* GIVEN DATA:
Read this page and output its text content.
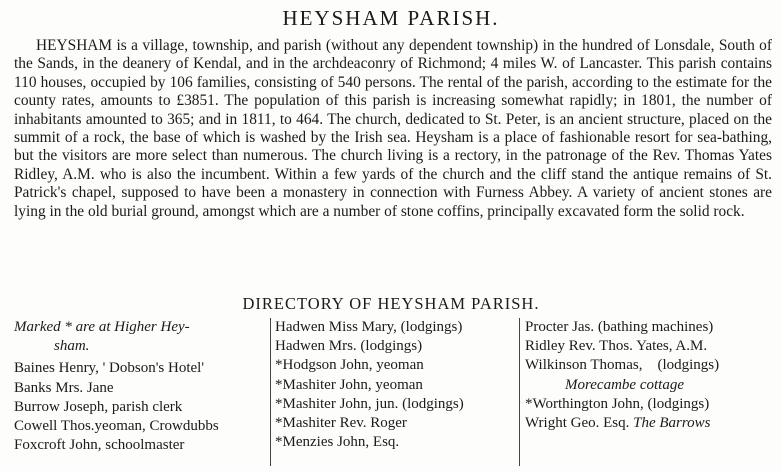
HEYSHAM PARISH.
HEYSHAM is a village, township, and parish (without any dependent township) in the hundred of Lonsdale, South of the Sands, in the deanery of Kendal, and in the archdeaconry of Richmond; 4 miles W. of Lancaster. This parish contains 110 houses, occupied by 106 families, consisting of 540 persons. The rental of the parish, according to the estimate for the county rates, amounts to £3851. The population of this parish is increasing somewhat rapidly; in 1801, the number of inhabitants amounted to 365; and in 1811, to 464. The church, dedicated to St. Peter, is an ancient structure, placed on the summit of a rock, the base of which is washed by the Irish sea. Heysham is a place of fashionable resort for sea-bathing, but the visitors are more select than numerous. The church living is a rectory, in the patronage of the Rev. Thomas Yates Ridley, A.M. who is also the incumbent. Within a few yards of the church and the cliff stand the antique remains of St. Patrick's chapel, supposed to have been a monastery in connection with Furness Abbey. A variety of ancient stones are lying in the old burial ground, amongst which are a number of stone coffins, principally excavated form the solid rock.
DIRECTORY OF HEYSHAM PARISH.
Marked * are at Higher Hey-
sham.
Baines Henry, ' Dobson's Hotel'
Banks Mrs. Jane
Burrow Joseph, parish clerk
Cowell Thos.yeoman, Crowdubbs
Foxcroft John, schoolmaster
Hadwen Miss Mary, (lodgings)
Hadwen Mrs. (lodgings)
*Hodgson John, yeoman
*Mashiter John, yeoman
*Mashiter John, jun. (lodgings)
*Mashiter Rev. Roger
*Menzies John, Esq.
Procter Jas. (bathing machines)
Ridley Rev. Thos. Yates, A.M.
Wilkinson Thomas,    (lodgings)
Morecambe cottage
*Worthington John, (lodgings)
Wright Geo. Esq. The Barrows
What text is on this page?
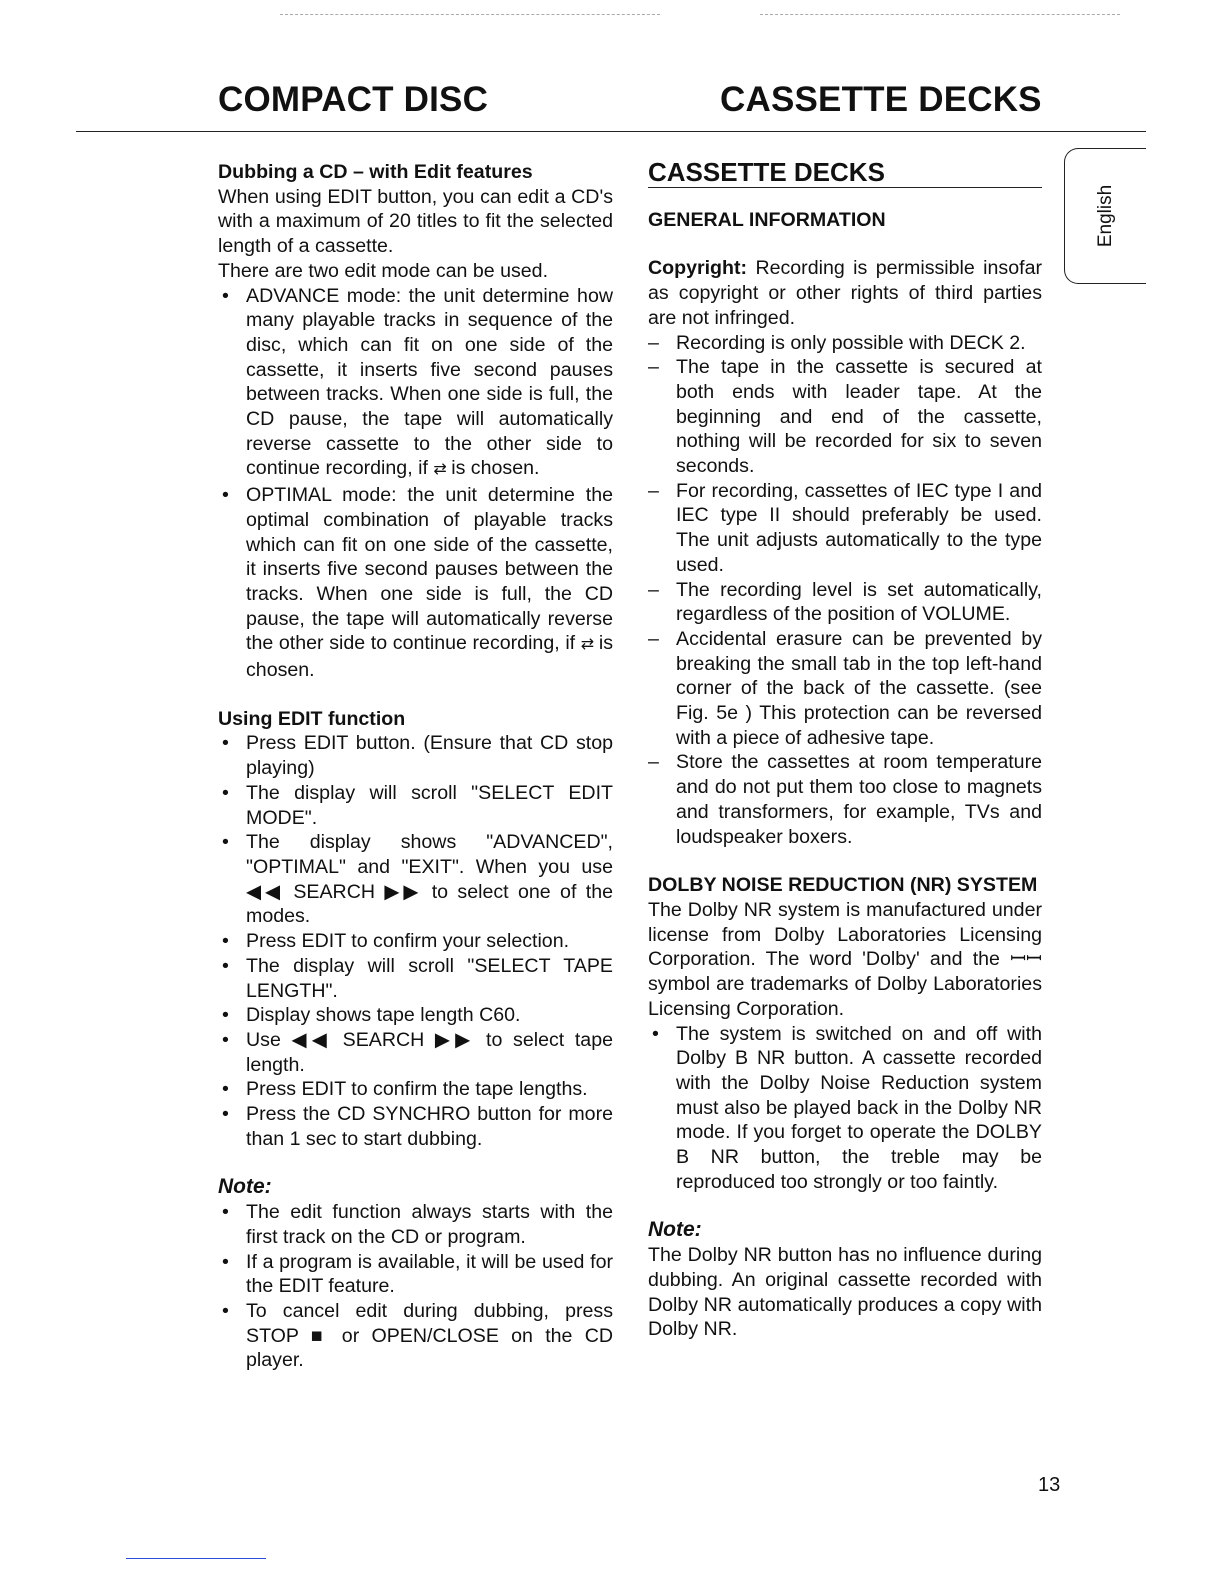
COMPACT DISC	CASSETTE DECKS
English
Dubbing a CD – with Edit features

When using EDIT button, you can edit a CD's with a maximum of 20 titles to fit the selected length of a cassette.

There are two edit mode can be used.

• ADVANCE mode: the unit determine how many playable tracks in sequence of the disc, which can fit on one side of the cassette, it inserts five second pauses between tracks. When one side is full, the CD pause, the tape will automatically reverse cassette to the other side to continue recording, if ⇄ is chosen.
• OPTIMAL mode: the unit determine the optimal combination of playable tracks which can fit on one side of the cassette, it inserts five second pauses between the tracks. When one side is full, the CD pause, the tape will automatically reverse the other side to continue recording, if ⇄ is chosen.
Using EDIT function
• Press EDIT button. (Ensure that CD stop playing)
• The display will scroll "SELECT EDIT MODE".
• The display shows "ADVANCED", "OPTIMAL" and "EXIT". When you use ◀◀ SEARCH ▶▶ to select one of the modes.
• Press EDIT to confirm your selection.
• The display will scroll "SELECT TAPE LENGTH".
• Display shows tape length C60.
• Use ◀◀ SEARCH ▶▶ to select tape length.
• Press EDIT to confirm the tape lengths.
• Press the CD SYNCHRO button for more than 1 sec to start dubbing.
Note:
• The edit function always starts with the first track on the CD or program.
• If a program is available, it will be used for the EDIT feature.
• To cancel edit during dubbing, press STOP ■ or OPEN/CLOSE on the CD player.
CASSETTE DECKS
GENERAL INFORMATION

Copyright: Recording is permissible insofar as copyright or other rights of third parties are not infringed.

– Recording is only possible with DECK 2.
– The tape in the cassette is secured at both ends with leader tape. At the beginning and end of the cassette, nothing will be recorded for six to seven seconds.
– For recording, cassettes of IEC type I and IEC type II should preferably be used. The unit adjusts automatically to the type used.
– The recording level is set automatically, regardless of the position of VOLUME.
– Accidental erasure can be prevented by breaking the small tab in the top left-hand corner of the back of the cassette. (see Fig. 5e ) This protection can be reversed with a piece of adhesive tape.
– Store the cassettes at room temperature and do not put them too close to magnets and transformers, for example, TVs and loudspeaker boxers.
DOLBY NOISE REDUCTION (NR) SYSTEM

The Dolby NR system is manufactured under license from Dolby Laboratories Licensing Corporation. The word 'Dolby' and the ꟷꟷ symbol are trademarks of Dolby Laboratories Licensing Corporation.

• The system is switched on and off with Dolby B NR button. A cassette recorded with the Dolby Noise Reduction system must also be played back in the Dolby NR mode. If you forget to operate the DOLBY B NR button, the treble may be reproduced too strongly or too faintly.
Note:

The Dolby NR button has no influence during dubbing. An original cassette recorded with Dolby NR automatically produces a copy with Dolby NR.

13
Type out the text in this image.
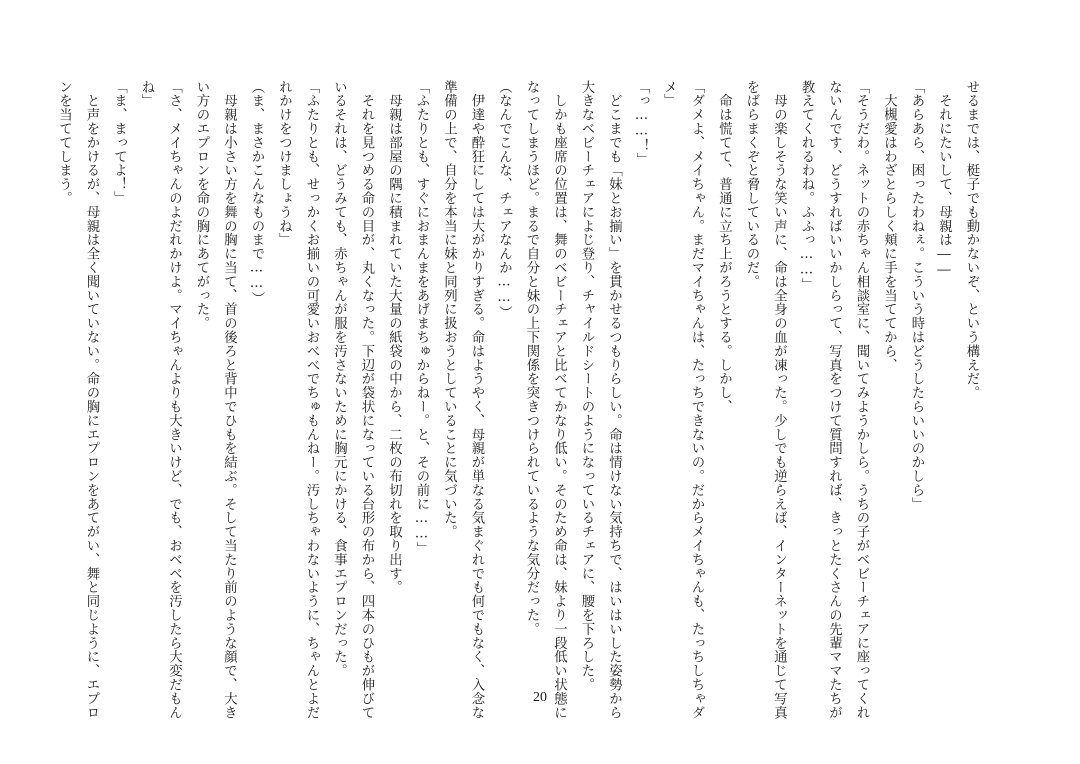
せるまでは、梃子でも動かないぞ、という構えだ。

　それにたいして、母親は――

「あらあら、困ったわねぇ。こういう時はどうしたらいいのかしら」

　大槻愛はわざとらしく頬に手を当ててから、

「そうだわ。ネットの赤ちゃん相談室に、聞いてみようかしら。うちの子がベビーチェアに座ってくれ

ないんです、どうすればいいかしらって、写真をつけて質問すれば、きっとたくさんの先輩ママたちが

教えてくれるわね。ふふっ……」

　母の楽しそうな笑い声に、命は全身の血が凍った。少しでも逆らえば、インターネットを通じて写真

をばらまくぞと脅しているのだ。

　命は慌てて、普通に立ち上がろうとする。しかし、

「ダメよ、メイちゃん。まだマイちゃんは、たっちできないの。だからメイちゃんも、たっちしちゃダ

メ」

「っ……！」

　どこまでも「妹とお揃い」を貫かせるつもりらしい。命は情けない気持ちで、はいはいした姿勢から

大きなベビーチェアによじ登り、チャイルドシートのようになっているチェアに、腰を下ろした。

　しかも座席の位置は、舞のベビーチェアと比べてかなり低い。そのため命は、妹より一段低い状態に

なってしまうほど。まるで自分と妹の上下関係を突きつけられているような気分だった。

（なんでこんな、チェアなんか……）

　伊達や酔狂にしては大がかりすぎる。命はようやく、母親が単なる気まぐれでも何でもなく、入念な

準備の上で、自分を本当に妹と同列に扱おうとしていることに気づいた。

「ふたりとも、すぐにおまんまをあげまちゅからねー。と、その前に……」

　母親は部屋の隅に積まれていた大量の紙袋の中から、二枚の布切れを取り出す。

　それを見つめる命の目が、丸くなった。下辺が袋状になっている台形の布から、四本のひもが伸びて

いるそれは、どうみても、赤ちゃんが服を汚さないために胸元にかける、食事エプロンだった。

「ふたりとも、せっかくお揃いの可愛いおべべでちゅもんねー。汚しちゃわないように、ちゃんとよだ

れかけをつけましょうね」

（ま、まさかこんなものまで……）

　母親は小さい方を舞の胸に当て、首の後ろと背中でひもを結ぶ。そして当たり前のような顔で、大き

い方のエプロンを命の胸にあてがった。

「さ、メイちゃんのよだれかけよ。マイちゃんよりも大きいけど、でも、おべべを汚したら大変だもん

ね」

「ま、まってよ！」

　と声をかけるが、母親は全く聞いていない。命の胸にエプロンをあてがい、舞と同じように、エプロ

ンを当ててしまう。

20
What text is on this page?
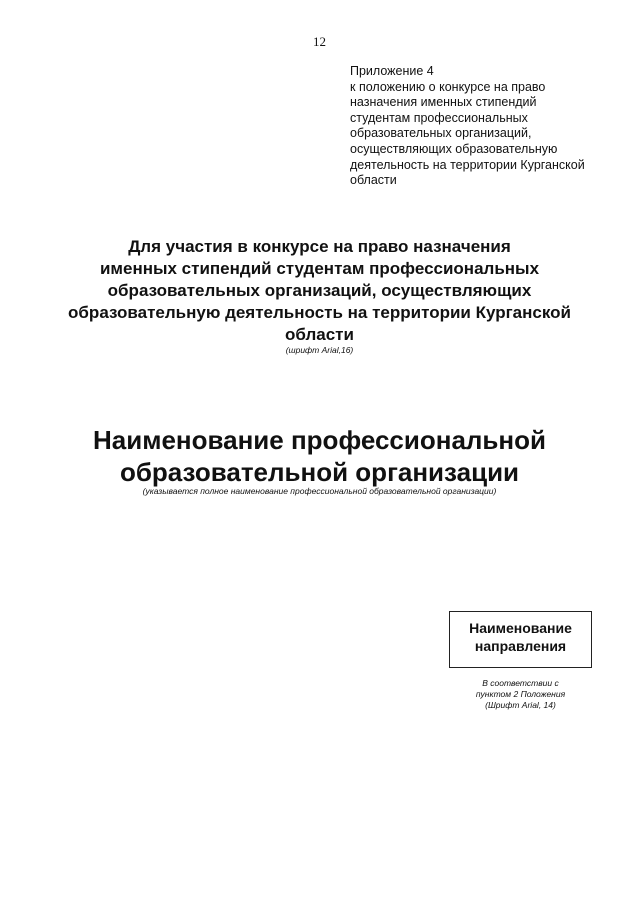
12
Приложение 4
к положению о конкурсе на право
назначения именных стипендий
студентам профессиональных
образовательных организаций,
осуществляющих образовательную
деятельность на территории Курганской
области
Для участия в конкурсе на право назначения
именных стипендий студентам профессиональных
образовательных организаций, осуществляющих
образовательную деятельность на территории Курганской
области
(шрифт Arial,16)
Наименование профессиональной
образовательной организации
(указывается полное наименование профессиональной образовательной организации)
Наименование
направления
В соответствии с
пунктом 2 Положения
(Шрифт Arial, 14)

* GIVEN EXERCISE: Quote all of the entries word for word, omitting any pictures.

* EXERCISE RESPONSE:
Read this page and output its text content.
HEYSHAM PARISH.
HEYSHAM is a village, township, and parish (without any dependent township) in the hundred of Lonsdale, South of the Sands, in the deanery of Kendal, and in the archdeaconry of Richmond; 4 miles W. of Lancaster. This parish contains 110 houses, occupied by 106 families, consisting of 540 persons. The rental of the parish, according to the estimate for the county rates, amounts to £3851. The population of this parish is increasing somewhat rapidly; in 1801, the number of inhabitants amounted to 365; and in 1811, to 464. The church, dedicated to St. Peter, is an ancient structure, placed on the summit of a rock, the base of which is washed by the Irish sea. Heysham is a place of fashionable resort for sea-bathing, but the visitors are more select than numerous. The church living is a rectory, in the patronage of the Rev. Thomas Yates Ridley, A.M. who is also the incumbent. Within a few yards of the church and the cliff stand the antique remains of St. Patrick's chapel, supposed to have been a monastery in connection with Furness Abbey. A variety of ancient stones are lying in the old burial ground, amongst which are a number of stone coffins, principally excavated form the solid rock.
DIRECTORY OF HEYSHAM PARISH.
Marked * are at Higher Hey-
sham.
Baines Henry, ' Dobson's Hotel'
Banks Mrs. Jane
Burrow Joseph, parish clerk
Cowell Thos.yeoman, Crowdubbs
Foxcroft John, schoolmaster
Hadwen Miss Mary, (lodgings)
Hadwen Mrs. (lodgings)
*Hodgson John, yeoman
*Mashiter John, yeoman
*Mashiter John, jun. (lodgings)
*Mashiter Rev. Roger
*Menzies John, Esq.
Procter Jas. (bathing machines)
Ridley Rev. Thos. Yates, A.M.
Wilkinson Thomas,    (lodgings)
Morecambe cottage
*Worthington John, (lodgings)
Wright Geo. Esq. The Barrows
What text is on this page?
COMPACT DISC	CASSETTE DECKS
English
Dubbing a CD – with Edit features

When using EDIT button, you can edit a CD's with a maximum of 20 titles to fit the selected length of a cassette.

There are two edit mode can be used.

• ADVANCE mode: the unit determine how many playable tracks in sequence of the disc, which can fit on one side of the cassette, it inserts five second pauses between tracks. When one side is full, the CD pause, the tape will automatically reverse cassette to the other side to continue recording, if ⇄ is chosen.
• OPTIMAL mode: the unit determine the optimal combination of playable tracks which can fit on one side of the cassette, it inserts five second pauses between the tracks. When one side is full, the CD pause, the tape will automatically reverse the other side to continue recording, if ⇄ is chosen.
Using EDIT function
• Press EDIT button. (Ensure that CD stop playing)
• The display will scroll "SELECT EDIT MODE".
• The display shows "ADVANCED", "OPTIMAL" and "EXIT". When you use ◀◀ SEARCH ▶▶ to select one of the modes.
• Press EDIT to confirm your selection.
• The display will scroll "SELECT TAPE LENGTH".
• Display shows tape length C60.
• Use ◀◀ SEARCH ▶▶ to select tape length.
• Press EDIT to confirm the tape lengths.
• Press the CD SYNCHRO button for more than 1 sec to start dubbing.
Note:
• The edit function always starts with the first track on the CD or program.
• If a program is available, it will be used for the EDIT feature.
• To cancel edit during dubbing, press STOP ■ or OPEN/CLOSE on the CD player.
CASSETTE DECKS
GENERAL INFORMATION

Copyright: Recording is permissible insofar as copyright or other rights of third parties are not infringed.

– Recording is only possible with DECK 2.
– The tape in the cassette is secured at both ends with leader tape. At the beginning and end of the cassette, nothing will be recorded for six to seven seconds.
– For recording, cassettes of IEC type I and IEC type II should preferably be used. The unit adjusts automatically to the type used.
– The recording level is set automatically, regardless of the position of VOLUME.
– Accidental erasure can be prevented by breaking the small tab in the top left-hand corner of the back of the cassette. (see Fig. 5e ) This protection can be reversed with a piece of adhesive tape.
– Store the cassettes at room temperature and do not put them too close to magnets and transformers, for example, TVs and loudspeaker boxers.
DOLBY NOISE REDUCTION (NR) SYSTEM

The Dolby NR system is manufactured under license from Dolby Laboratories Licensing Corporation. The word 'Dolby' and the ꟷꟷ symbol are trademarks of Dolby Laboratories Licensing Corporation.

• The system is switched on and off with Dolby B NR button. A cassette recorded with the Dolby Noise Reduction system must also be played back in the Dolby NR mode. If you forget to operate the DOLBY B NR button, the treble may be reproduced too strongly or too faintly.
Note:

The Dolby NR button has no influence during dubbing. An original cassette recorded with Dolby NR automatically produces a copy with Dolby NR.

13
Type out the text in this image.
せるまでは、梃子でも動かないぞ、という構えだ。

　それにたいして、母親は――

「あらあら、困ったわねぇ。こういう時はどうしたらいいのかしら」

　大槻愛はわざとらしく頬に手を当ててから、

「そうだわ。ネットの赤ちゃん相談室に、聞いてみようかしら。うちの子がベビーチェアに座ってくれ

ないんです、どうすればいいかしらって、写真をつけて質問すれば、きっとたくさんの先輩ママたちが

教えてくれるわね。ふふっ……」

　母の楽しそうな笑い声に、命は全身の血が凍った。少しでも逆らえば、インターネットを通じて写真

をばらまくぞと脅しているのだ。

　命は慌てて、普通に立ち上がろうとする。しかし、

「ダメよ、メイちゃん。まだマイちゃんは、たっちできないの。だからメイちゃんも、たっちしちゃダ

メ」

「っ……！」

　どこまでも「妹とお揃い」を貫かせるつもりらしい。命は情けない気持ちで、はいはいした姿勢から

大きなベビーチェアによじ登り、チャイルドシートのようになっているチェアに、腰を下ろした。

　しかも座席の位置は、舞のベビーチェアと比べてかなり低い。そのため命は、妹より一段低い状態に

なってしまうほど。まるで自分と妹の上下関係を突きつけられているような気分だった。

（なんでこんな、チェアなんか……）

　伊達や酔狂にしては大がかりすぎる。命はようやく、母親が単なる気まぐれでも何でもなく、入念な

準備の上で、自分を本当に妹と同列に扱おうとしていることに気づいた。

「ふたりとも、すぐにおまんまをあげまちゅからねー。と、その前に……」

　母親は部屋の隅に積まれていた大量の紙袋の中から、二枚の布切れを取り出す。

　それを見つめる命の目が、丸くなった。下辺が袋状になっている台形の布から、四本のひもが伸びて

いるそれは、どうみても、赤ちゃんが服を汚さないために胸元にかける、食事エプロンだった。

「ふたりとも、せっかくお揃いの可愛いおべべでちゅもんねー。汚しちゃわないように、ちゃんとよだ

れかけをつけましょうね」

（ま、まさかこんなものまで……）

　母親は小さい方を舞の胸に当て、首の後ろと背中でひもを結ぶ。そして当たり前のような顔で、大き

い方のエプロンを命の胸にあてがった。

「さ、メイちゃんのよだれかけよ。マイちゃんよりも大きいけど、でも、おべべを汚したら大変だもん

ね」

「ま、まってよ！」

　と声をかけるが、母親は全く聞いていない。命の胸にエプロンをあてがい、舞と同じように、エプロ

ンを当ててしまう。

20
What text is on this page?
12
Приложение 4
к положению о конкурсе на право
назначения именных стипендий
студентам профессиональных
образовательных организаций,
осуществляющих образовательную
деятельность на территории Курганской
области
Для участия в конкурсе на право назначения
именных стипендий студентам профессиональных
образовательных организаций, осуществляющих
образовательную деятельность на территории Курганской
области
(шрифт Arial,16)
Наименование профессиональной
образовательной организации
(указывается полное наименование профессиональной образовательной организации)
Наименование
направления
В соответствии с
пунктом 2 Положения
(Шрифт Arial, 14)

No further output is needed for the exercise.